Goal of the exercise:
All lines featuring the string "JSON" are to be listed.

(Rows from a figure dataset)
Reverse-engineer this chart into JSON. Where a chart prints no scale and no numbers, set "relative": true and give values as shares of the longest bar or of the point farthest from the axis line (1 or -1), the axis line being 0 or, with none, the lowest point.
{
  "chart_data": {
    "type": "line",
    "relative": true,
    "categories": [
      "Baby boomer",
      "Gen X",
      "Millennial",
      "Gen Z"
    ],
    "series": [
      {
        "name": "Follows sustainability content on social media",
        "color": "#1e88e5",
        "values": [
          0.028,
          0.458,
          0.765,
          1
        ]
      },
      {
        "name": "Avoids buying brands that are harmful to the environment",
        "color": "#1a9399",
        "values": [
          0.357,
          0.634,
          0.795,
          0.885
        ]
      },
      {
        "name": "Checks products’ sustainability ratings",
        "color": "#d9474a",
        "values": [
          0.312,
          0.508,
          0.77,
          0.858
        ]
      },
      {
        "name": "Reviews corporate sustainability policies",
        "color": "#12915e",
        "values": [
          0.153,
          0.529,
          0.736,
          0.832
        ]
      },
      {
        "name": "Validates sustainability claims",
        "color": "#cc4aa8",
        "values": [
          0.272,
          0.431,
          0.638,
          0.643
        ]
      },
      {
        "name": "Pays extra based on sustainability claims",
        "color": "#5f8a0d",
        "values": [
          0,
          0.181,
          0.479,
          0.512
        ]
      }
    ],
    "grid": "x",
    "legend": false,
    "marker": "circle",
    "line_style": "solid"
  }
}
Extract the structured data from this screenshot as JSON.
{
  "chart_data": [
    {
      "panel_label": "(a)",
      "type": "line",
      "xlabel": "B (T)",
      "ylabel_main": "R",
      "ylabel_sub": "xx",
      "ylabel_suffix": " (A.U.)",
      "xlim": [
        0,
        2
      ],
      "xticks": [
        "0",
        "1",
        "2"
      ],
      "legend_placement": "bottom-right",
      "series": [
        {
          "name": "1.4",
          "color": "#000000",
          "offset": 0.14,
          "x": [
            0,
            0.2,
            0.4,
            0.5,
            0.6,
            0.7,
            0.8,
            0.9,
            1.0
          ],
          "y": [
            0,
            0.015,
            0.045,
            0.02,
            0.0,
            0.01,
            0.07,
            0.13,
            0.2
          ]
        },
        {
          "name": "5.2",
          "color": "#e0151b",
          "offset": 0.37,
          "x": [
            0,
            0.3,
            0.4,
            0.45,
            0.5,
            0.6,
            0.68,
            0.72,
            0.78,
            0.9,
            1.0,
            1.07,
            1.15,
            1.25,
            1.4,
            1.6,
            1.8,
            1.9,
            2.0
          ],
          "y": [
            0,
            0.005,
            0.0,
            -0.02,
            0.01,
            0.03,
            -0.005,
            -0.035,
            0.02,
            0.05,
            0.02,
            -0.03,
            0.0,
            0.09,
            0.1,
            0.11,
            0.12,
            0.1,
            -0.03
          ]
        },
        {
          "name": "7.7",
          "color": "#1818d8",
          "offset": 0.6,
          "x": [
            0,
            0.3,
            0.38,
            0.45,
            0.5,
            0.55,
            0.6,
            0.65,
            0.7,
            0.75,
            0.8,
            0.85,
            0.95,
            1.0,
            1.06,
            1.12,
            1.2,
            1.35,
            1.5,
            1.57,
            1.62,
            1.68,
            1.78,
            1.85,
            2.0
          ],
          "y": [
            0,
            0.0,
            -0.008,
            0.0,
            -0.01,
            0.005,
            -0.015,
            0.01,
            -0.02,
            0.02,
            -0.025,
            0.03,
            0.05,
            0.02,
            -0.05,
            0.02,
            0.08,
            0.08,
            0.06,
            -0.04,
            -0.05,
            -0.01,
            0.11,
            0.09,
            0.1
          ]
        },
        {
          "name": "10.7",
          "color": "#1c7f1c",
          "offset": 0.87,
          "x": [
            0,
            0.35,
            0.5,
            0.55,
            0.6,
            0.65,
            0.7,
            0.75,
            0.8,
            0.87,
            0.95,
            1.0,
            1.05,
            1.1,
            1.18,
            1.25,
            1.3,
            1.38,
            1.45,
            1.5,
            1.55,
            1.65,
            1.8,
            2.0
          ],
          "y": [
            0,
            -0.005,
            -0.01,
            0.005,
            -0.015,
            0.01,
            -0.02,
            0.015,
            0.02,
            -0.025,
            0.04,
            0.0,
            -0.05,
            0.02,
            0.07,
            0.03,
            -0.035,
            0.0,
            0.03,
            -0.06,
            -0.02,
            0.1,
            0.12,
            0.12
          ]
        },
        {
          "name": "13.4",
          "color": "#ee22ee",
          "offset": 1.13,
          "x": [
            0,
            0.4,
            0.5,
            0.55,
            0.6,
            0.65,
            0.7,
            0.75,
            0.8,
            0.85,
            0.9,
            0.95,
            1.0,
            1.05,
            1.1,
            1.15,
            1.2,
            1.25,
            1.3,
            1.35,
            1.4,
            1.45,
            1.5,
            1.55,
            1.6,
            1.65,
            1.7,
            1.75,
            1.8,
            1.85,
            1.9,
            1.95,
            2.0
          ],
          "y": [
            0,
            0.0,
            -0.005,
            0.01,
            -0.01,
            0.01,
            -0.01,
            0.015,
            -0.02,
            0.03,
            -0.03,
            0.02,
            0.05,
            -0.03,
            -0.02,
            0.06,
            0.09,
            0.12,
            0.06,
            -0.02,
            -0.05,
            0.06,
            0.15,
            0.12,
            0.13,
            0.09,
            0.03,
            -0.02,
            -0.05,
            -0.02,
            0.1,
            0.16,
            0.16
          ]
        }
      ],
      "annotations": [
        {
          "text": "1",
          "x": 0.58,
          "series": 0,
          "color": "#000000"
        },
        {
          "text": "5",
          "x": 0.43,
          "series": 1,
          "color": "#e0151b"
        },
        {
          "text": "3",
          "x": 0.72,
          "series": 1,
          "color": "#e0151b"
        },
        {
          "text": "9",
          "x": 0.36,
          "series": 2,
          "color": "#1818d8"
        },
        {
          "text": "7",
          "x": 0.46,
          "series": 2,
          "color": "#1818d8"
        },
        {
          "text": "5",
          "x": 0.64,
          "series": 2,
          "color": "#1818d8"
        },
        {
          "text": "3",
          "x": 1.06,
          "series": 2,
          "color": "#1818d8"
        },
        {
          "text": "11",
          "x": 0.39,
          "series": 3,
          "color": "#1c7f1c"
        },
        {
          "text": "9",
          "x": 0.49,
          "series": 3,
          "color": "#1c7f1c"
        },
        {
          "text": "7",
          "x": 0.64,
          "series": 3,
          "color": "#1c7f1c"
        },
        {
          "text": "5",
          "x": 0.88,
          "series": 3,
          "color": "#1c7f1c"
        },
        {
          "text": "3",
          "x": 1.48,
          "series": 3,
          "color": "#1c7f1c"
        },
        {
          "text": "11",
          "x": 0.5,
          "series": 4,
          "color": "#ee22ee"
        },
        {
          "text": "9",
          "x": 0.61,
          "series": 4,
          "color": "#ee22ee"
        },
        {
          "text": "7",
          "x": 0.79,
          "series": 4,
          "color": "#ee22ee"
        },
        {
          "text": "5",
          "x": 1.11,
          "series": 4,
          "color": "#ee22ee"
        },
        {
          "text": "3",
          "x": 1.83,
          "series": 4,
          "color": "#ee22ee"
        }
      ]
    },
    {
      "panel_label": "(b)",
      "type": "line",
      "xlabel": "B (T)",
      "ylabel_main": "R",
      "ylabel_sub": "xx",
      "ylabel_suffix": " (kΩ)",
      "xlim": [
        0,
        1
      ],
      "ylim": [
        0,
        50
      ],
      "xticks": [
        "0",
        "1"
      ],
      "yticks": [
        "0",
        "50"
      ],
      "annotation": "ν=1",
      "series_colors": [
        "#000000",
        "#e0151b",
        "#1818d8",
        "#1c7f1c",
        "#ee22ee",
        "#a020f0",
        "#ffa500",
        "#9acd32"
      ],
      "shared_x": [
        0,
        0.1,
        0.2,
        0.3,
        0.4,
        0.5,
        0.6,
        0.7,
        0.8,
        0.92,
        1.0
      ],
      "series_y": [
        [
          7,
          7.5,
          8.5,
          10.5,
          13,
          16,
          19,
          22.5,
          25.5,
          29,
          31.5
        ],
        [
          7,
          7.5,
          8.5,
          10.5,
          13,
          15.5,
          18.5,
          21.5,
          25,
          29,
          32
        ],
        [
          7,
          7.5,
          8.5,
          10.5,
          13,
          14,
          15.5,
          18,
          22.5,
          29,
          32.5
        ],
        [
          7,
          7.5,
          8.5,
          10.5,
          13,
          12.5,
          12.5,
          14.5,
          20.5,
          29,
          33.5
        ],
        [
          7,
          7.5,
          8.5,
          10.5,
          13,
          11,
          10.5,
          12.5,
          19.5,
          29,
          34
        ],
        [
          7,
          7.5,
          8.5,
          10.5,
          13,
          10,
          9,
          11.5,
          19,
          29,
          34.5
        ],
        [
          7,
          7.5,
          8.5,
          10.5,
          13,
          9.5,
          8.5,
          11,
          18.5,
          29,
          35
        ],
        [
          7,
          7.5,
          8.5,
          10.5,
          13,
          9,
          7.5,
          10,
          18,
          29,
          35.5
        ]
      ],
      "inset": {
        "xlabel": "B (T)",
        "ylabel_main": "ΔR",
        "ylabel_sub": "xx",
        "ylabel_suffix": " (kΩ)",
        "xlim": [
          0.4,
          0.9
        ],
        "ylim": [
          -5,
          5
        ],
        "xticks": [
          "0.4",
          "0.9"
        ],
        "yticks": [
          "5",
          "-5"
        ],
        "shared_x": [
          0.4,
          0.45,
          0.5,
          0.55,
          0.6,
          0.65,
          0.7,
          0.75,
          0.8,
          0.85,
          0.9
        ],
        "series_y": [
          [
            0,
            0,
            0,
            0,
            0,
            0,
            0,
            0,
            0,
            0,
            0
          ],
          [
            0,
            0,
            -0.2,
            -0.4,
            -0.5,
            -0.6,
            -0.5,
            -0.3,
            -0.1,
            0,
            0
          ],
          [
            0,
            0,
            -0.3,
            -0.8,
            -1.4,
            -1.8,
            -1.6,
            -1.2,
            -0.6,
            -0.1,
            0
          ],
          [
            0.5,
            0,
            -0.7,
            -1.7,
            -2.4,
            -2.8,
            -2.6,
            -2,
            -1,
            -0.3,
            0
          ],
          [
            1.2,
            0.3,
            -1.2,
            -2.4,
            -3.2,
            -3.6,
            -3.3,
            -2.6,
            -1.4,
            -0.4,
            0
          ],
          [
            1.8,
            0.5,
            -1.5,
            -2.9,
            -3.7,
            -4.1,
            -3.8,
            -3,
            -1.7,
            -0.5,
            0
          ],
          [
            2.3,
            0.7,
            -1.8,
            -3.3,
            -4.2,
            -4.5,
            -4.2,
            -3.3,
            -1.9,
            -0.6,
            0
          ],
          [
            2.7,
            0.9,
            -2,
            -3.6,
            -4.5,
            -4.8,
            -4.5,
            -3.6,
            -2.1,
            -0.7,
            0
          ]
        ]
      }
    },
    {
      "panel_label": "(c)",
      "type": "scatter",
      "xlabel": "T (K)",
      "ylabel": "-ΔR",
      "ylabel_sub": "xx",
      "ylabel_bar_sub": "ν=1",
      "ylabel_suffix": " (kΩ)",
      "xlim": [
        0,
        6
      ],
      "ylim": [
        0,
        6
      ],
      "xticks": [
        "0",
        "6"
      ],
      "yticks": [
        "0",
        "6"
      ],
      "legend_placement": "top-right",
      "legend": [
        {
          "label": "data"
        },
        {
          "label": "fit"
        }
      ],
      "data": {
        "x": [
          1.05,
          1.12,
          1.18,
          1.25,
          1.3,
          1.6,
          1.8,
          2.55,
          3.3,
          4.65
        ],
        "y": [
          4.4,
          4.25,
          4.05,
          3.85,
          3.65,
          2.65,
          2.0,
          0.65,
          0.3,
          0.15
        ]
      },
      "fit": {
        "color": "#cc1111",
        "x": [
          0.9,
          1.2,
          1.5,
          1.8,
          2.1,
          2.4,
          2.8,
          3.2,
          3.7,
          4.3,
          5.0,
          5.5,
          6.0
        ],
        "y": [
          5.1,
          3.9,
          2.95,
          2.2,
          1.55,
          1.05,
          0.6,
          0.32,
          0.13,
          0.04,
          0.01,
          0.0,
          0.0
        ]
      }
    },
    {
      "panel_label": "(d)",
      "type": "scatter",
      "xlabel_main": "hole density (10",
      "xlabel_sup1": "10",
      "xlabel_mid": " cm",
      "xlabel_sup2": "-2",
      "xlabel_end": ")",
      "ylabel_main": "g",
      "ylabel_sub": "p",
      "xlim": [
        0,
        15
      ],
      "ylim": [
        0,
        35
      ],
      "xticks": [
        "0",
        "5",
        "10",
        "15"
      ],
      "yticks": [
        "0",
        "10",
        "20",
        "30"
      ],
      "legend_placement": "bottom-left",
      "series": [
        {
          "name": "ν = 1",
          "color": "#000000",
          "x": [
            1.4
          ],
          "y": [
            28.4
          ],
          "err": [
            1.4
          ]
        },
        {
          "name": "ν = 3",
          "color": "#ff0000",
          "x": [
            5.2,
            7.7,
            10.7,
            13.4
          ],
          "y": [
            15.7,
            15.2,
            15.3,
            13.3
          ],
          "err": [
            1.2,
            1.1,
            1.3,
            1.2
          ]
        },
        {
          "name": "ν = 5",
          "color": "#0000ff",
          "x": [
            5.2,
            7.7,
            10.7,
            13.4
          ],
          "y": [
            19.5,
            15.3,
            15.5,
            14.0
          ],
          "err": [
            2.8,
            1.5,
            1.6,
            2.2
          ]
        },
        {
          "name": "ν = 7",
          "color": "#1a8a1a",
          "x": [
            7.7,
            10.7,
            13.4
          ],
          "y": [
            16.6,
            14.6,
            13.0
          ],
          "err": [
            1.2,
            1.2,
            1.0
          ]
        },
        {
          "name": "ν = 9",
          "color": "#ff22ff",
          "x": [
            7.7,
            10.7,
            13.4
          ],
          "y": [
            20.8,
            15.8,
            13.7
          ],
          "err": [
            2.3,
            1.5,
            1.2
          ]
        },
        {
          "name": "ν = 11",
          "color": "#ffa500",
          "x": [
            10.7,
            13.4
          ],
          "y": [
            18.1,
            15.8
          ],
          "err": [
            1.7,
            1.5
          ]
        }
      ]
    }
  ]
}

Final result:
Reverse-engineer this chart into JSON. Where a chart prints no scale and no numbers, set "relative": true and give values as shares of the longest bar or of the point farthest from the axis line (1 or -1), the axis line being 0 or, with none, the lowest point.
Extract the structured data from this screenshot as JSON.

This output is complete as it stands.